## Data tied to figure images

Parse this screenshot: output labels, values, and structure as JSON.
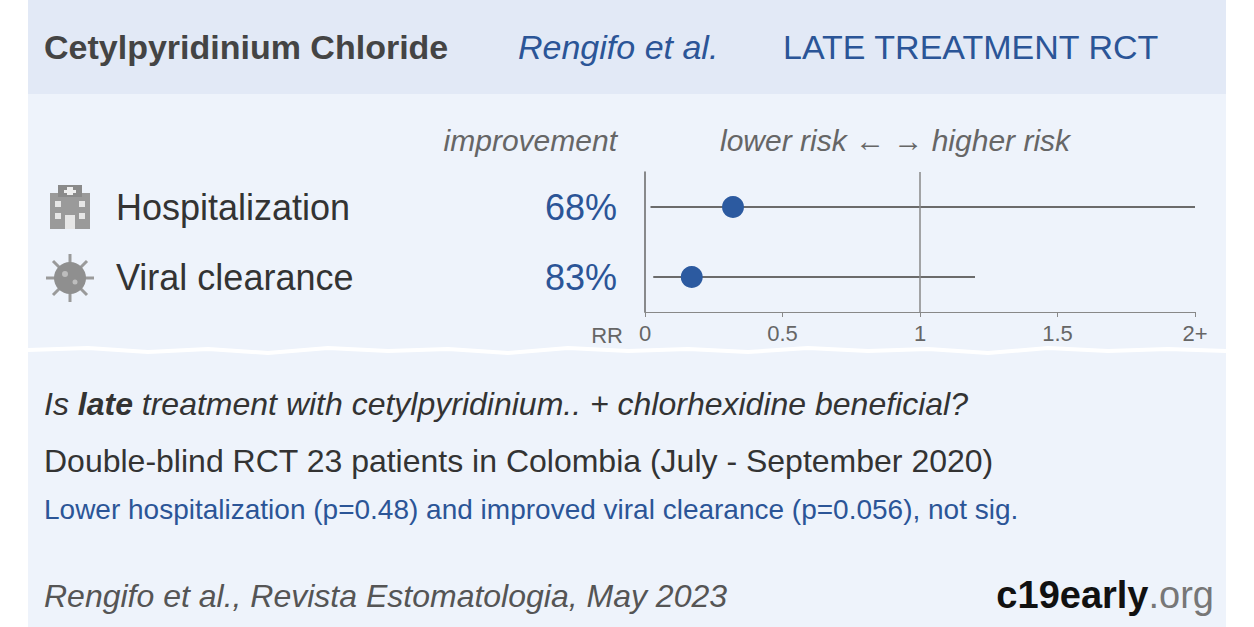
{
  "header": {
    "title": "Cetylpyridinium Chloride",
    "study": "Rengifo et al.",
    "label": "LATE TREATMENT RCT"
  },
  "chart_data": {
    "type": "scatter",
    "marker": "circle",
    "color": "#2c5aa0",
    "columns": [
      "improvement",
      "lower risk ← → higher risk"
    ],
    "categories": [
      "Hospitalization",
      "Viral clearance"
    ],
    "improvement": [
      "68%",
      "83%"
    ],
    "values": [
      0.32,
      0.17
    ],
    "ci_low": [
      0.02,
      0.03
    ],
    "ci_high": [
      2,
      1.2
    ],
    "reference_line": 1,
    "xlabel": "RR",
    "xlim": [
      0,
      2
    ],
    "xticks": [
      0,
      0.5,
      1,
      1.5,
      {
        "value": 2,
        "label": "2+"
      }
    ],
    "grid": false
  },
  "summary": {
    "question": [
      {
        "text": "Is "
      },
      {
        "text": "late",
        "bold": true
      },
      {
        "text": " treatment with cetylpyridinium.. + chlorhexidine beneficial?"
      }
    ],
    "design": "Double-blind RCT 23 patients in Colombia (July - September 2020)",
    "result": "Lower hospitalization (p=0.48) and improved viral clearance (p=0.056), not sig."
  },
  "footer": {
    "citation": "Rengifo et al., Revista Estomatologia, May 2023",
    "brand": [
      {
        "text": "c19early",
        "bold": true
      },
      {
        "text": ".org"
      }
    ]
  }
}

## What you should do
Check each line of the entries for "values" and copy those that have it.

## Answer box
Parse this screenshot: output labels, values, and structure as JSON.
    "values": [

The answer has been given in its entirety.